→ Task statement
Search the entries below. Return every line that has "JSON" in it.

»»

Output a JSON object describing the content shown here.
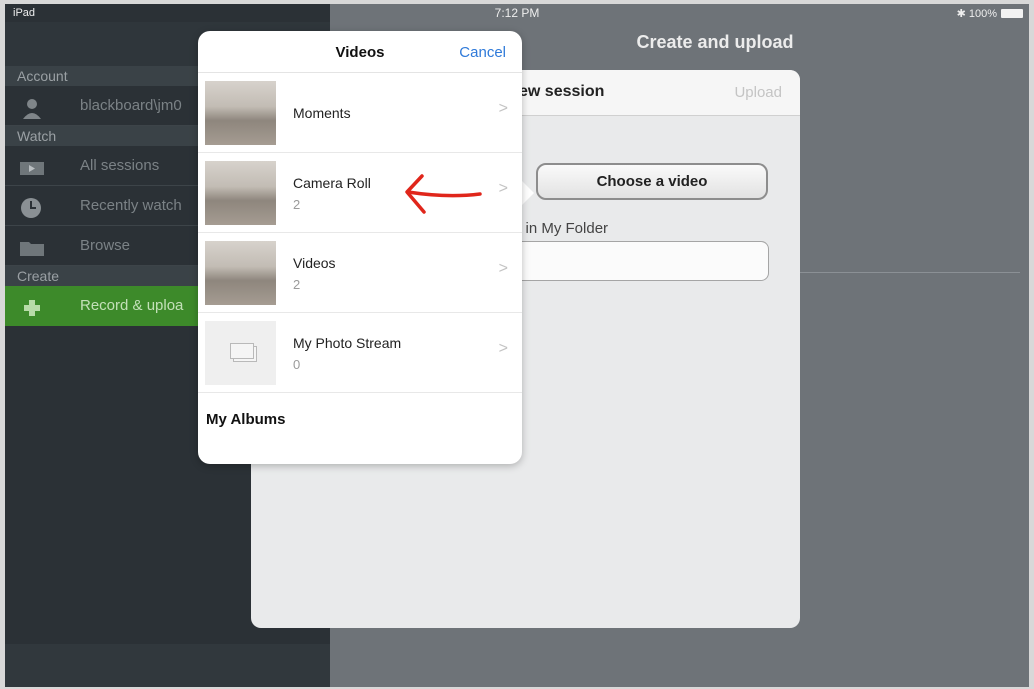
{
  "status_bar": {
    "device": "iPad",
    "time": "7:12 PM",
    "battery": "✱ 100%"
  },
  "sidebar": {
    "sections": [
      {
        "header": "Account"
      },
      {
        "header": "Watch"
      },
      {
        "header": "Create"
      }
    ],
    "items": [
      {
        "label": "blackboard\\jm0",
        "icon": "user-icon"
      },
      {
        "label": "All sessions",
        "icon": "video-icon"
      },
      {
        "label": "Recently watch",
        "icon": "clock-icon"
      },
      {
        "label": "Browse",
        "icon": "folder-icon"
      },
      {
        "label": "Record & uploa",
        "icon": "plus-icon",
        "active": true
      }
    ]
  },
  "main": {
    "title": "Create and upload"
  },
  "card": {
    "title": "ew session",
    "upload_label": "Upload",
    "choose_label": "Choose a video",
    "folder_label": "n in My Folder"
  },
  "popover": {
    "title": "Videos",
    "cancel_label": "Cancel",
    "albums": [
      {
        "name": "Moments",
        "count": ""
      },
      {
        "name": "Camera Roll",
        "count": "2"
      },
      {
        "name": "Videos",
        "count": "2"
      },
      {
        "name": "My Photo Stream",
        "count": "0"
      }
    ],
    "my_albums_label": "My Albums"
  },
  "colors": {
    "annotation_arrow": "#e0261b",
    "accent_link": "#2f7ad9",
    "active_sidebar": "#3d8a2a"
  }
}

««
»»

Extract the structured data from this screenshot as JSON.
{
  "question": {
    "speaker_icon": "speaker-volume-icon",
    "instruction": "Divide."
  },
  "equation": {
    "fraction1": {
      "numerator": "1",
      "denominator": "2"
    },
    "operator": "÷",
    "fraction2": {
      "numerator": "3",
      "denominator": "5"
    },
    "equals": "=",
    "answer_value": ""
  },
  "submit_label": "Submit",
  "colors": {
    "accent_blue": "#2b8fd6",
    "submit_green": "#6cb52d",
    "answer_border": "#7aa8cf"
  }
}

««
»»

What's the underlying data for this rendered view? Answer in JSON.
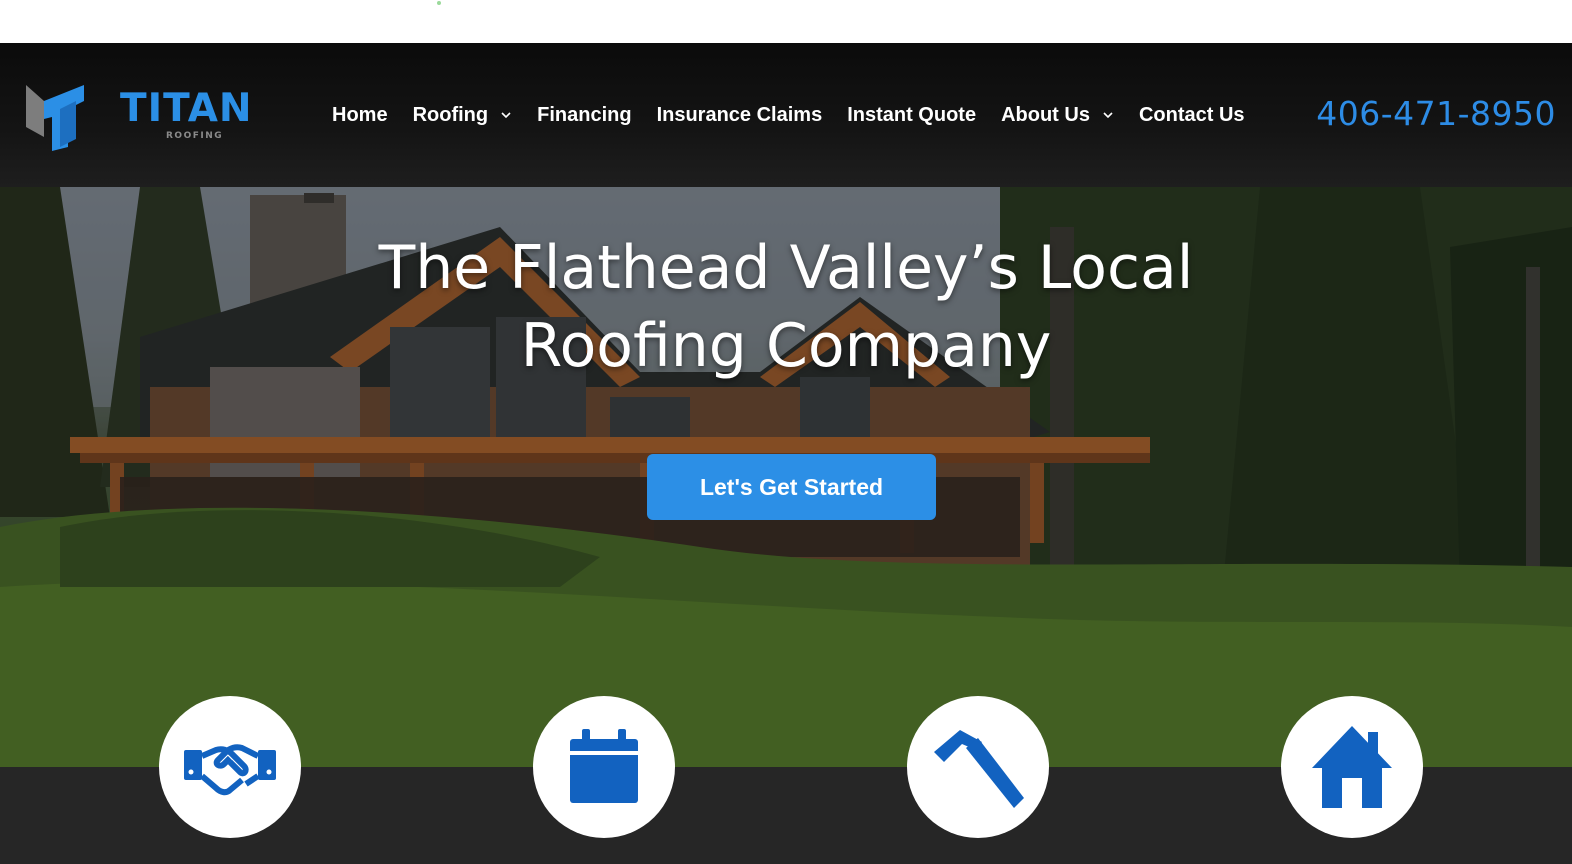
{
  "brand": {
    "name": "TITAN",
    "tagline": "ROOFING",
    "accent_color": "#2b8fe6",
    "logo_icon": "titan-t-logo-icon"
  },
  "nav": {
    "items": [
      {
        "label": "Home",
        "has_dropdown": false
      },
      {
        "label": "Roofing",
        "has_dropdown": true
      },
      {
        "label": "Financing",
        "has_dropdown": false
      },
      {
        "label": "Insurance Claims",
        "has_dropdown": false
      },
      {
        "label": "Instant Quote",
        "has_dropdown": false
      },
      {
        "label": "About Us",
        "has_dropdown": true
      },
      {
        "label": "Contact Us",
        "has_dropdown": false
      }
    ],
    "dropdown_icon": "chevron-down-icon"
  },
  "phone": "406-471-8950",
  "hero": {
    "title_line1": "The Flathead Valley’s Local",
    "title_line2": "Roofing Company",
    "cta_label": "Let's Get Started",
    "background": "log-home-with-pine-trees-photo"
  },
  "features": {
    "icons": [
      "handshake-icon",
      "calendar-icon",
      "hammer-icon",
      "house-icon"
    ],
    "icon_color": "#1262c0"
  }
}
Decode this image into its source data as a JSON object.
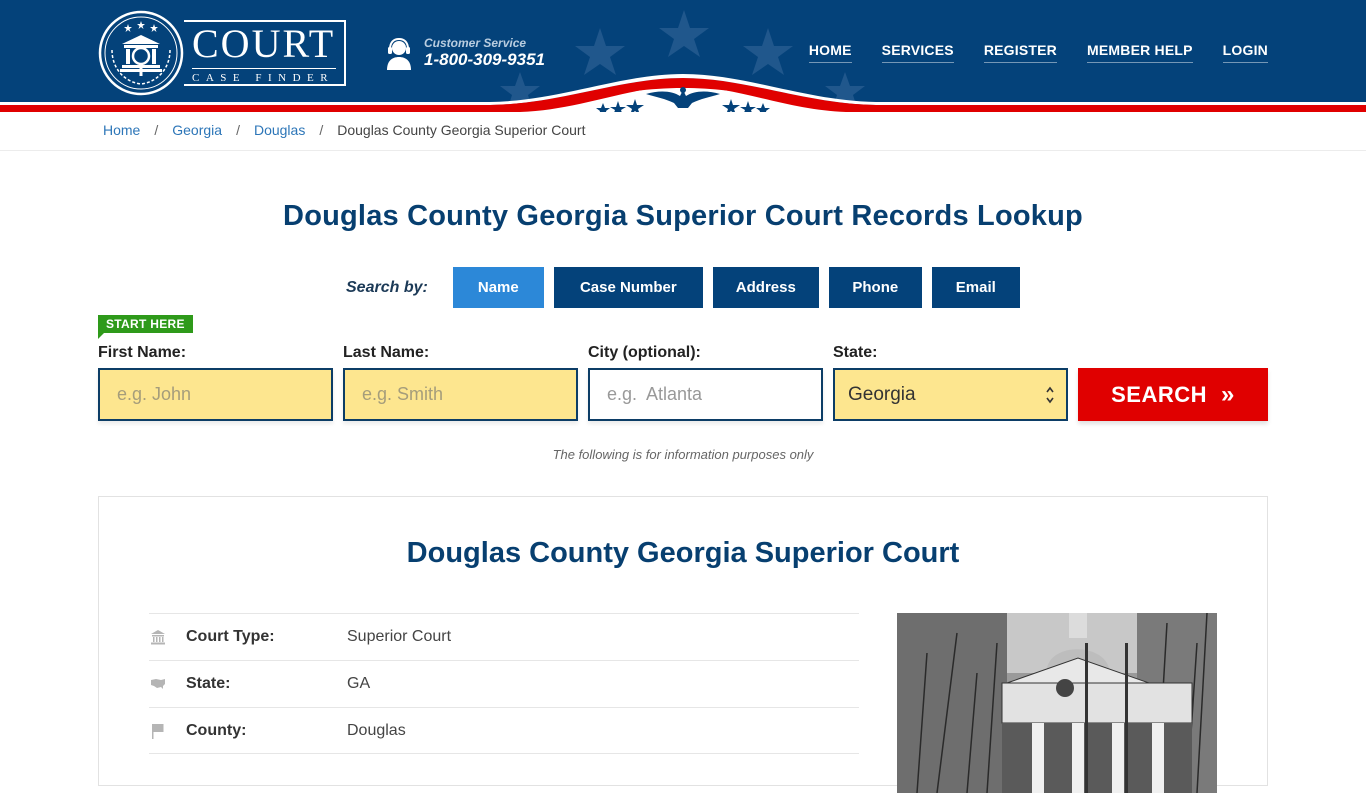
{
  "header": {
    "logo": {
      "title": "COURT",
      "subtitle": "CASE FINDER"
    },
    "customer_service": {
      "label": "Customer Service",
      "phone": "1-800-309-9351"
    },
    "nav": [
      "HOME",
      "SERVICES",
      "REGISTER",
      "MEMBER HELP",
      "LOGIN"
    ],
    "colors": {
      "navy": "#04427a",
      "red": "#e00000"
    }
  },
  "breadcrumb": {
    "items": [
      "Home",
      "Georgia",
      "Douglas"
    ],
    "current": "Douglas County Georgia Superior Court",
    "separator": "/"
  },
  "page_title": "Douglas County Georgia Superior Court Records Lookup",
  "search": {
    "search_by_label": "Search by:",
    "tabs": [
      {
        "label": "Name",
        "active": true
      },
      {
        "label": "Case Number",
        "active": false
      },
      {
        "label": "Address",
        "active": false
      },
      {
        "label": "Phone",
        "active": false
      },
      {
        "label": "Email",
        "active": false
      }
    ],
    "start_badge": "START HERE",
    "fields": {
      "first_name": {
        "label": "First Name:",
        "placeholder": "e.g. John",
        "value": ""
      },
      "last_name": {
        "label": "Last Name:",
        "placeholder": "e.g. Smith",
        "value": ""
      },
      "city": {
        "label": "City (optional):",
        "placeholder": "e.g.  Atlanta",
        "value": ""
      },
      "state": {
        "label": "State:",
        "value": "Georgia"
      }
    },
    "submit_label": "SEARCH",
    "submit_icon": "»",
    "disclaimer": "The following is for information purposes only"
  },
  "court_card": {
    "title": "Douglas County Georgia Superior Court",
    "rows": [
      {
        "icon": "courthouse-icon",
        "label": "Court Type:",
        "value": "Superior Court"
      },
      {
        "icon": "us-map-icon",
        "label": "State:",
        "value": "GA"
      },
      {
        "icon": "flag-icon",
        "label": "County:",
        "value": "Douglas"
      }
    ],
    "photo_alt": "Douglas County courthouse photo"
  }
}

««

→ Response below
Output a JSON object describing the content shown here.
Extract the structured data from this screenshot as JSON.
What's the underlying data for this rendered view? Answer in JSON.
Decode this image into its source data as a JSON object.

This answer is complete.